* WRITTEN TASK:
Only the number is needed: how many lines contain the word "addition"?

* DATA FOR THIS TASK:

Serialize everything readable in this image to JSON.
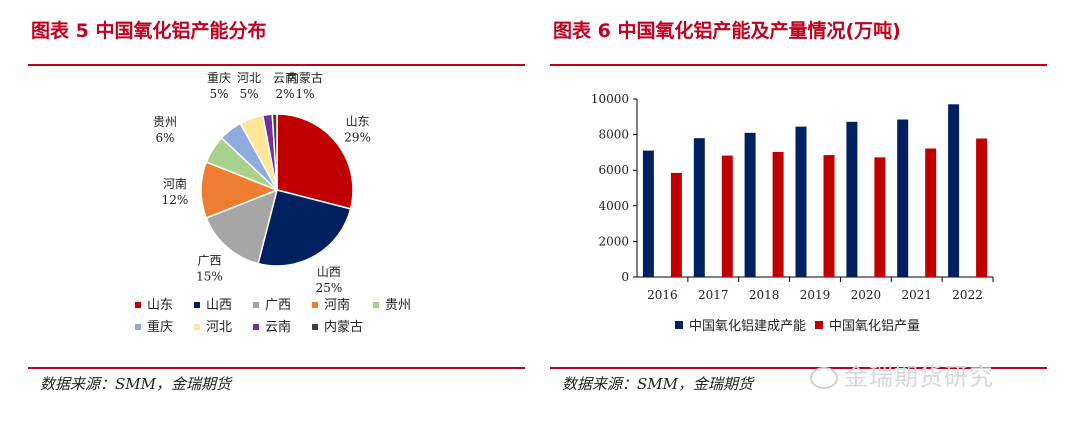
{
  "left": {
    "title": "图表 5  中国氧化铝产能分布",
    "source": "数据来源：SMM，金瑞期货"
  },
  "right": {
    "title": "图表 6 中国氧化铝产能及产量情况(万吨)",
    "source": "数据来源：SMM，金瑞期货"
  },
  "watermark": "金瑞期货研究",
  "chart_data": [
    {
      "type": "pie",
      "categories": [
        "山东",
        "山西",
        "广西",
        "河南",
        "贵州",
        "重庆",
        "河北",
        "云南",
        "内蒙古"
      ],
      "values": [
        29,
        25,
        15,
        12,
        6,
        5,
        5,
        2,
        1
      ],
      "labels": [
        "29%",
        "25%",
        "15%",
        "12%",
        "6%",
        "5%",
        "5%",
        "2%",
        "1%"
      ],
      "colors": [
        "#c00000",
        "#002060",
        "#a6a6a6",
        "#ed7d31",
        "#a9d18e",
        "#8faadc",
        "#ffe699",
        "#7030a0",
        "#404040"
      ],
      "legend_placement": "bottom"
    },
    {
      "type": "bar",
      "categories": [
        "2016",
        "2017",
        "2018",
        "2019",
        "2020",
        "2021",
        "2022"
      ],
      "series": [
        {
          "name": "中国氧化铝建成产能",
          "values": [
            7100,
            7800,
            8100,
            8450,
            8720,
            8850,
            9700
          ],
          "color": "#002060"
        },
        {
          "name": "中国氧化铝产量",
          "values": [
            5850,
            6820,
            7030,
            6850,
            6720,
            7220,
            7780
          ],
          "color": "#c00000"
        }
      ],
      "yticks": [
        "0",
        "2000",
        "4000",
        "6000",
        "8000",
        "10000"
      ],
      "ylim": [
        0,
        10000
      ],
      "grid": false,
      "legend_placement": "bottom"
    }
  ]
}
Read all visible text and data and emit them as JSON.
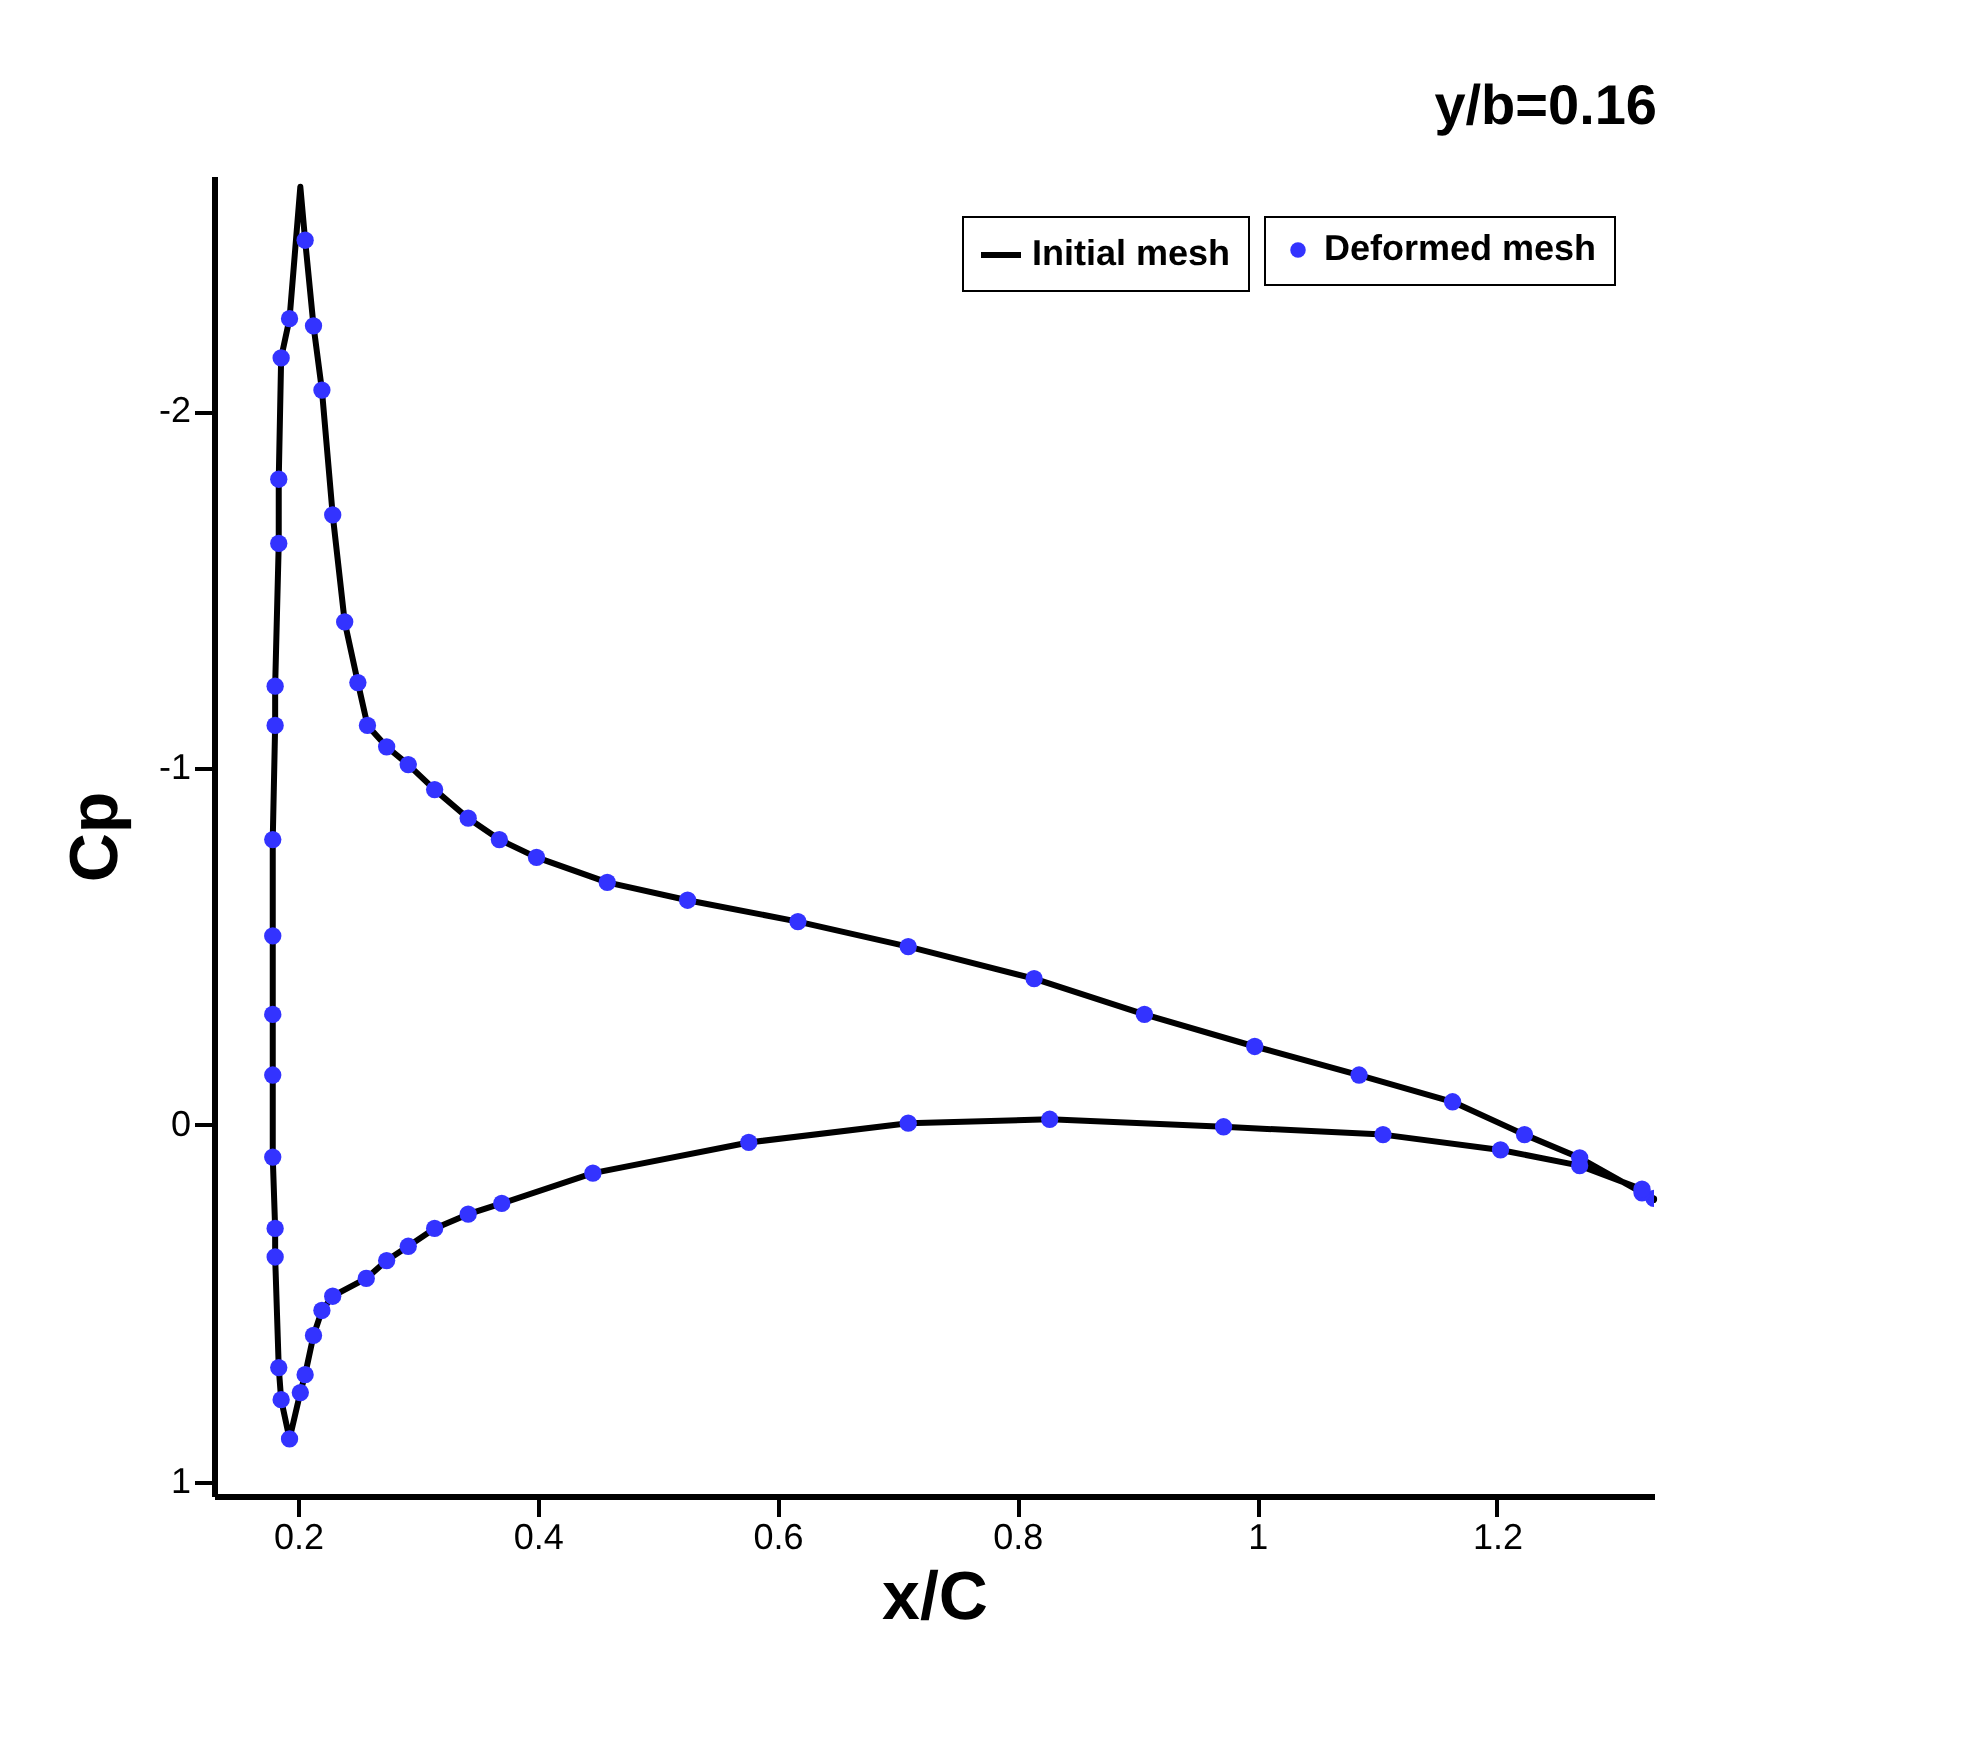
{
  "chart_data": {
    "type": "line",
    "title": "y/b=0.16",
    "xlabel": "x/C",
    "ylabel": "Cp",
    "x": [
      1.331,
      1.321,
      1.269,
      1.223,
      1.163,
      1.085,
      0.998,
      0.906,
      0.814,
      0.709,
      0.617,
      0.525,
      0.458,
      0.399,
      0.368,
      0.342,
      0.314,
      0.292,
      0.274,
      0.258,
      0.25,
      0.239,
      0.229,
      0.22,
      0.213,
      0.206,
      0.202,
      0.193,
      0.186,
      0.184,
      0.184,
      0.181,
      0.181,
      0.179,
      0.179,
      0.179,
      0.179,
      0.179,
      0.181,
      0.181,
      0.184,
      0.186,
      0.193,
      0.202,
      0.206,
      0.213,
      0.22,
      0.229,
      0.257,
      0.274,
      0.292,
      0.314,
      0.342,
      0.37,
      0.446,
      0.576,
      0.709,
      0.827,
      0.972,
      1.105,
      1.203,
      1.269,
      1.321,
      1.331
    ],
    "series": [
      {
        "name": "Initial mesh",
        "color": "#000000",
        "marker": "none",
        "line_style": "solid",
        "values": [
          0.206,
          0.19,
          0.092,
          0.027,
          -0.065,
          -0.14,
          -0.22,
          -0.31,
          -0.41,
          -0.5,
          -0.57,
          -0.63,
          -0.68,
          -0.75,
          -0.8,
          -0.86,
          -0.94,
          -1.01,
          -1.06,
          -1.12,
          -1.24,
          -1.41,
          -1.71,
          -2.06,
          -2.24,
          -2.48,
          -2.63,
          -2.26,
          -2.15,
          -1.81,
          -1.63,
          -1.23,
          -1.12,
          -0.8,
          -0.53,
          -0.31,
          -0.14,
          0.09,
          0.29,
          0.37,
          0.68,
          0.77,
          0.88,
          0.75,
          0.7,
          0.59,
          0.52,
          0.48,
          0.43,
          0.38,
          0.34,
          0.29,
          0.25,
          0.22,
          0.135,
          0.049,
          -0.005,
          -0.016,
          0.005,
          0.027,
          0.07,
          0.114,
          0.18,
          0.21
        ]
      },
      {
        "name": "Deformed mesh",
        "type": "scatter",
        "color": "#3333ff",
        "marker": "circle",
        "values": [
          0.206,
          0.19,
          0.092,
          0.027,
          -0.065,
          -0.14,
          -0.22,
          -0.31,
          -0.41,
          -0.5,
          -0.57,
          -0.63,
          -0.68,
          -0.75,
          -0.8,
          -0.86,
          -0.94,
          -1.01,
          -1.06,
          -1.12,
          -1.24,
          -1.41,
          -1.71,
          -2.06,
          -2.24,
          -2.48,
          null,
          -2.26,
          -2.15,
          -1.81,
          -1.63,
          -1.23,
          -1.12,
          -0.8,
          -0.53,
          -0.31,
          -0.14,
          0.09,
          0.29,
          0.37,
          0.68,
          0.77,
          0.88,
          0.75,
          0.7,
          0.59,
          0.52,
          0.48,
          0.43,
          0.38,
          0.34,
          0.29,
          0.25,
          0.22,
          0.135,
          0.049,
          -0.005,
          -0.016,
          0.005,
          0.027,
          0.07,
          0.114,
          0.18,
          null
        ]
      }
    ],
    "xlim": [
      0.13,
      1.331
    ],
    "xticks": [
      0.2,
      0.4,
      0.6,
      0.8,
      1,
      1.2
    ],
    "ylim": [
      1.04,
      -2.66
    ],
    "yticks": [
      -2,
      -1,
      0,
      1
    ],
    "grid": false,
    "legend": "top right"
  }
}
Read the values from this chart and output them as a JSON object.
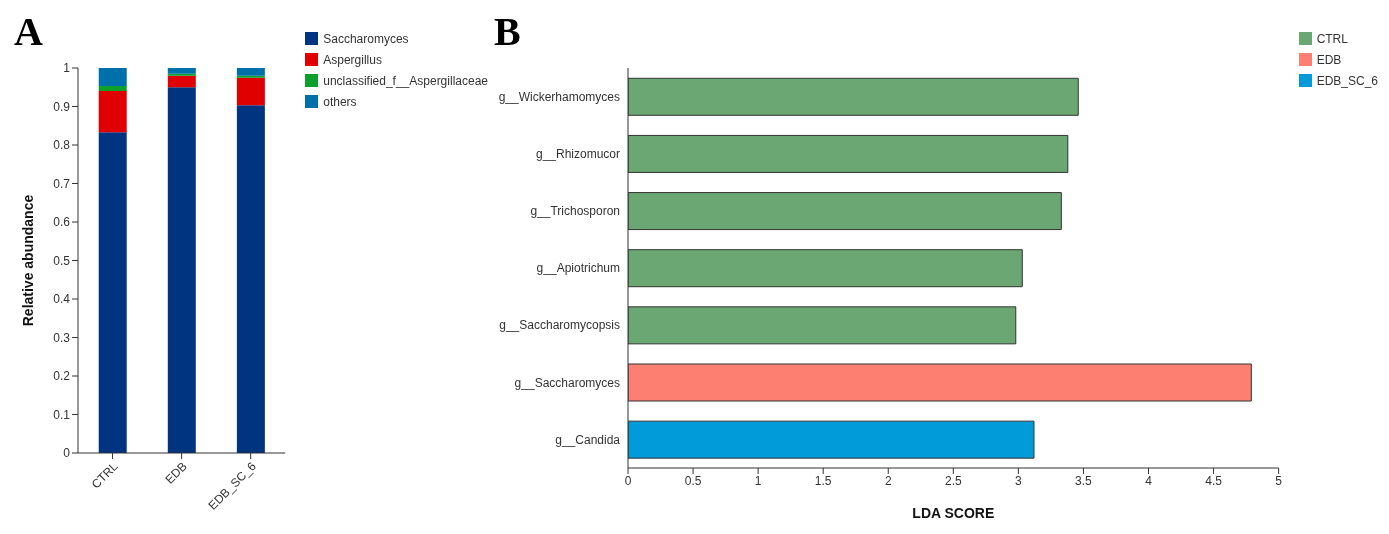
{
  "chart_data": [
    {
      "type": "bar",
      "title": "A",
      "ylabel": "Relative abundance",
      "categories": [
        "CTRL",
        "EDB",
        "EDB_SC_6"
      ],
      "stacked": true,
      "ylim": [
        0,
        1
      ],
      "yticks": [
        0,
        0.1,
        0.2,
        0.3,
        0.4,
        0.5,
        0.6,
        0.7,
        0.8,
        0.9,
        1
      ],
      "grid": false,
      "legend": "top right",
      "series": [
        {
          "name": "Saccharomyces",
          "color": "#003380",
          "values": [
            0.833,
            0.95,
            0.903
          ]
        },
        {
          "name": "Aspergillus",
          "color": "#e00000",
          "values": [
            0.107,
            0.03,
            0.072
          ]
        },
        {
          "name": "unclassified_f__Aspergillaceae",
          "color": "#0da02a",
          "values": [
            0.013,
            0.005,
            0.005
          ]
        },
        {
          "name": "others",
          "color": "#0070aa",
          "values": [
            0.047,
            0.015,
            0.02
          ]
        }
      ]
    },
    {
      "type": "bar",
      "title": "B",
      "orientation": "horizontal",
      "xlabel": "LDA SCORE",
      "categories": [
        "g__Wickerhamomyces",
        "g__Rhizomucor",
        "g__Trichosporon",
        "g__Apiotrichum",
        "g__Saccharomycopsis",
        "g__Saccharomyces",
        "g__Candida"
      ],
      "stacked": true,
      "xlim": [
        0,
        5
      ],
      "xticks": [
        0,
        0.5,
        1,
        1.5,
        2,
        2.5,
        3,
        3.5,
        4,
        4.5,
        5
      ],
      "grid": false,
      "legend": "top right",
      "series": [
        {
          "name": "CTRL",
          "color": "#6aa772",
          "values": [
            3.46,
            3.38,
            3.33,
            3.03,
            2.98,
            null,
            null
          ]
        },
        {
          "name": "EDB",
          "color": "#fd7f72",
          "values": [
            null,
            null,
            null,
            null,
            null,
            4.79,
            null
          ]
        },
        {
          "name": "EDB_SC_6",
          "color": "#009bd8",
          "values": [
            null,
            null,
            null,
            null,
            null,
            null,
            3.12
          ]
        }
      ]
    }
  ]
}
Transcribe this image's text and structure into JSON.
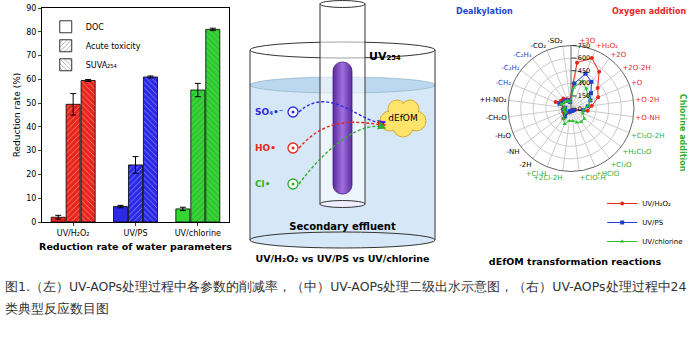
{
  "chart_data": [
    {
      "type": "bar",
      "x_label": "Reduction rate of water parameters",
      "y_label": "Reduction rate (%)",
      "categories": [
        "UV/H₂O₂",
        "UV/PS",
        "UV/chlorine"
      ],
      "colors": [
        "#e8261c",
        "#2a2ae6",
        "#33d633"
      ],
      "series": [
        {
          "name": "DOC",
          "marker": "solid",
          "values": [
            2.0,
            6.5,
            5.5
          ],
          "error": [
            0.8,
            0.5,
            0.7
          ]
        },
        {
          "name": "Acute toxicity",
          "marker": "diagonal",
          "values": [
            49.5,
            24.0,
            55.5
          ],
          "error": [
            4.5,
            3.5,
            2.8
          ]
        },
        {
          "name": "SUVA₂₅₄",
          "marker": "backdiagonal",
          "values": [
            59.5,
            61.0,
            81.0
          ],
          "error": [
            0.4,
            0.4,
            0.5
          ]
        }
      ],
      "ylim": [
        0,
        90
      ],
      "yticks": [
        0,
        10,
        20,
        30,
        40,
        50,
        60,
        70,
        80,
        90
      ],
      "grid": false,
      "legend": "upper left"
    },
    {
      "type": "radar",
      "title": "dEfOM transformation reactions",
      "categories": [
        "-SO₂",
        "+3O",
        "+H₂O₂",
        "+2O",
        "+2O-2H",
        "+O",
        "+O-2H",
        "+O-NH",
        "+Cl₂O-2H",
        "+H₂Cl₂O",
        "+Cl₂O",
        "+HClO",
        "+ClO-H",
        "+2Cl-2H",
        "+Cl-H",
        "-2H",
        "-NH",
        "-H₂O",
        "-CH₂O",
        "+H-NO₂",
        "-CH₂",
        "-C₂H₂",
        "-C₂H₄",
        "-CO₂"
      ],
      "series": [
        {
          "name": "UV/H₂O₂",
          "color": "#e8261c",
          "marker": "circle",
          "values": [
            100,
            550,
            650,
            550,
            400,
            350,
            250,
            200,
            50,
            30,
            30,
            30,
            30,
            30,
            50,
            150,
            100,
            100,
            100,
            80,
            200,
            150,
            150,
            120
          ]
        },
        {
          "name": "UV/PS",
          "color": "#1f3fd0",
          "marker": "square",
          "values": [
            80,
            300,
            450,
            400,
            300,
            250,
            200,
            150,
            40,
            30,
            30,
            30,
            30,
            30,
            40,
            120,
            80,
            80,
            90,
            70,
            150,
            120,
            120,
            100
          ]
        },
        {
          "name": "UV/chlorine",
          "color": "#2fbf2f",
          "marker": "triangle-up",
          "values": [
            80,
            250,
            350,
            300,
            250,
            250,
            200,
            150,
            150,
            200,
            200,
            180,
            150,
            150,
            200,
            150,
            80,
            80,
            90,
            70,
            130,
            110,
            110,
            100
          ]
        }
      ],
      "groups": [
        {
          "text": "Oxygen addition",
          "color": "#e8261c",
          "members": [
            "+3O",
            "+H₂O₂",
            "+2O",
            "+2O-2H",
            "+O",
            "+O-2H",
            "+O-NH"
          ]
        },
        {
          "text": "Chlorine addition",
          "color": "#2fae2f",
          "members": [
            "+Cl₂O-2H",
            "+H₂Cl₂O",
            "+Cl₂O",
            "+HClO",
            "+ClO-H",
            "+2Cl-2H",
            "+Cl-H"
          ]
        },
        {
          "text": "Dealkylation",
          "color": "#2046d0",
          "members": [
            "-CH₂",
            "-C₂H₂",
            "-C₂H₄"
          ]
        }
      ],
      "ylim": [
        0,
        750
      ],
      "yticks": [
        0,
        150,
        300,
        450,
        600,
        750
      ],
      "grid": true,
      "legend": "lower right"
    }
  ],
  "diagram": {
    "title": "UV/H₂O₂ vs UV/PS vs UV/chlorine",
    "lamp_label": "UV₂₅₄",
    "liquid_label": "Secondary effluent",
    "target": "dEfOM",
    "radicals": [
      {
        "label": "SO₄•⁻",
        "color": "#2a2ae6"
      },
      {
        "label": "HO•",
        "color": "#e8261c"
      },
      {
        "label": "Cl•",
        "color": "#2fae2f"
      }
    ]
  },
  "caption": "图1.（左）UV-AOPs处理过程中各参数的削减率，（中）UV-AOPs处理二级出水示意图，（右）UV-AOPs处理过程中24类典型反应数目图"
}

* FINAL RESULT:
2